-- start LISTING --
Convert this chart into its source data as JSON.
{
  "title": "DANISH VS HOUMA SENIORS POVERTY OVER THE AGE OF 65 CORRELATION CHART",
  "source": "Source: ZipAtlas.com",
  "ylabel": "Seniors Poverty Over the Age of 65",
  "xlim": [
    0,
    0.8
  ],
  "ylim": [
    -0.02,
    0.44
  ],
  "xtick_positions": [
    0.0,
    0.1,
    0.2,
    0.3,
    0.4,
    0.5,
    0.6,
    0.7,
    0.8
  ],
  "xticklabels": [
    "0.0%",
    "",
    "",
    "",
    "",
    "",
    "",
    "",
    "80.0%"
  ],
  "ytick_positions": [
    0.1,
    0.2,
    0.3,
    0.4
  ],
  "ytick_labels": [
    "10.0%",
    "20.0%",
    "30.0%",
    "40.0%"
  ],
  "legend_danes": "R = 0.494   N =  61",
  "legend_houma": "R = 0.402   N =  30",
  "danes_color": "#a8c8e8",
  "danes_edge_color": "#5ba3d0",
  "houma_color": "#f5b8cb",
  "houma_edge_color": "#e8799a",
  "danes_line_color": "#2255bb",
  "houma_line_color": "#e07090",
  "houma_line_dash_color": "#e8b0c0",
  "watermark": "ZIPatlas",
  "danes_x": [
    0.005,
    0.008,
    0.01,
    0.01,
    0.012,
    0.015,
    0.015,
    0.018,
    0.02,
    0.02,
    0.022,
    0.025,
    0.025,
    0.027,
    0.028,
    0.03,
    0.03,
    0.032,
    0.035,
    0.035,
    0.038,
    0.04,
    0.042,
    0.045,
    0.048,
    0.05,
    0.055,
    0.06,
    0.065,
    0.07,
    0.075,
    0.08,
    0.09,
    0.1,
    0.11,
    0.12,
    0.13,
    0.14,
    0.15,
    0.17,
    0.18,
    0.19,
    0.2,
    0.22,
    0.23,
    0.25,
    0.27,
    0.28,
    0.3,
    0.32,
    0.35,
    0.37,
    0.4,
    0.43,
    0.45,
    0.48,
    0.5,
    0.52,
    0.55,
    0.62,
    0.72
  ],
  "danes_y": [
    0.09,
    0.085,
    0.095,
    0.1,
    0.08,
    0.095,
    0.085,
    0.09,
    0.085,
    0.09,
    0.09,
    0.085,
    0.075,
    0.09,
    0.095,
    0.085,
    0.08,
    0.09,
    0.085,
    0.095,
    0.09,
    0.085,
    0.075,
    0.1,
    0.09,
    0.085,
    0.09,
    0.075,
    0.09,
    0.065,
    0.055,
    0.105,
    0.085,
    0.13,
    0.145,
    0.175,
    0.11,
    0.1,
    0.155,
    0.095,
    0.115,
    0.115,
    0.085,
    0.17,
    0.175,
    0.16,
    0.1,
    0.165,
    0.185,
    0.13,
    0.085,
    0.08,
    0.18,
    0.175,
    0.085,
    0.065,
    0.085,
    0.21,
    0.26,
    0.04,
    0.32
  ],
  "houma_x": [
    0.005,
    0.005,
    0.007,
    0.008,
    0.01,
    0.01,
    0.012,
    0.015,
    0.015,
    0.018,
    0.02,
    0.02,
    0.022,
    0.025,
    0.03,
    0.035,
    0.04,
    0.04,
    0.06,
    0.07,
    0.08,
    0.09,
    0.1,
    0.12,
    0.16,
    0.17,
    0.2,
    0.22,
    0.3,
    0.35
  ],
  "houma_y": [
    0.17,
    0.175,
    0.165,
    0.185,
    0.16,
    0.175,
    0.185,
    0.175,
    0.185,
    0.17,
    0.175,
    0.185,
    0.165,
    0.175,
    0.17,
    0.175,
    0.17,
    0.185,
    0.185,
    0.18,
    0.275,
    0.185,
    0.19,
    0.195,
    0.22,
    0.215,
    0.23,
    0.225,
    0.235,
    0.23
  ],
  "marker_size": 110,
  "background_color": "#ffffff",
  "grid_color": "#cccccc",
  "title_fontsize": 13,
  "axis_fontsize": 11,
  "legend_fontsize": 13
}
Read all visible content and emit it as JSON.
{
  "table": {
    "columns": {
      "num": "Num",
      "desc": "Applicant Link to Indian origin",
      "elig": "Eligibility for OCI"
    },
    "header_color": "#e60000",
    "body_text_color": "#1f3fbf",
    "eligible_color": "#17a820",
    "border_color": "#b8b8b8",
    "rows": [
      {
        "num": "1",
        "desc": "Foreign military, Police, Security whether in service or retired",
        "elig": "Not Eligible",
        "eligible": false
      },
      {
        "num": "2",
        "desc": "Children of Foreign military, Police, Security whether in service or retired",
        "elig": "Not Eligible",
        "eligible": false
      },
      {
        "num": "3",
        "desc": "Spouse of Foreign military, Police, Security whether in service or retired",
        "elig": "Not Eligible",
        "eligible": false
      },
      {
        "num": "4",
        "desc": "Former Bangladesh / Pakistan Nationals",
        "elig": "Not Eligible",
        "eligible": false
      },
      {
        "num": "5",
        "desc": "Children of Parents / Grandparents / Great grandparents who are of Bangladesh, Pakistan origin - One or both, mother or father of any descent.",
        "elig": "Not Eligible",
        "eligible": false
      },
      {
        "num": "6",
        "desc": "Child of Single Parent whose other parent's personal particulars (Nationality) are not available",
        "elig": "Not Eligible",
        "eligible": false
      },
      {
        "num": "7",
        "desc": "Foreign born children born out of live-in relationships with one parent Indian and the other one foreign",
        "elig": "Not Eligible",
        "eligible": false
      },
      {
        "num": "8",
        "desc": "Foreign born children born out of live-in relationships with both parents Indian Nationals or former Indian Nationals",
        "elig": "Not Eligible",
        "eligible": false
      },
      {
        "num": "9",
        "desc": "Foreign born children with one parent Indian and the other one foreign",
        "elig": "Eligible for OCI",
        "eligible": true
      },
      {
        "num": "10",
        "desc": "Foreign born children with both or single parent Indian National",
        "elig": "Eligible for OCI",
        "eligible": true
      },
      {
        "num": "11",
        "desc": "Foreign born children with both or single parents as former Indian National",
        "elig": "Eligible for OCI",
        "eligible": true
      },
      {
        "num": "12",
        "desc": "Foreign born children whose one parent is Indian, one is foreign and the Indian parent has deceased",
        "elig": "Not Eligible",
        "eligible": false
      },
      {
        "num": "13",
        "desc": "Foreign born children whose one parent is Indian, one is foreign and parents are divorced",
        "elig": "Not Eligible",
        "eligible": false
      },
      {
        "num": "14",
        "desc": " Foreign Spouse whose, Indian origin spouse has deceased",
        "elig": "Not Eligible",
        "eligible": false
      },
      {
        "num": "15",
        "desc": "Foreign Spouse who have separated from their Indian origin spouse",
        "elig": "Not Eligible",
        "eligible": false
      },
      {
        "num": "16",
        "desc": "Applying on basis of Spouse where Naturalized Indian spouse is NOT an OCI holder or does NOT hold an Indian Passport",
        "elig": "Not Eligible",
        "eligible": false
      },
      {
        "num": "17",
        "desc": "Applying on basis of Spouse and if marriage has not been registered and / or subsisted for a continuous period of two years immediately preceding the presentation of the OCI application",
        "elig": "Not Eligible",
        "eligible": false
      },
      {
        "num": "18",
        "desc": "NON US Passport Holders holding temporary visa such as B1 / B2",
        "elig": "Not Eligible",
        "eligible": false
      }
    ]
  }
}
-- end LISTING --
* WHAT YOU SHOULD DO: Identify lines with the string "retired". Copy each one.

* EXERCISE ANSWER:
        "desc": "Foreign military, Police, Security whether in service or retired",
        "desc": "Children of Foreign military, Police, Security whether in service or retired",
        "desc": "Spouse of Foreign military, Police, Security whether in service or retired",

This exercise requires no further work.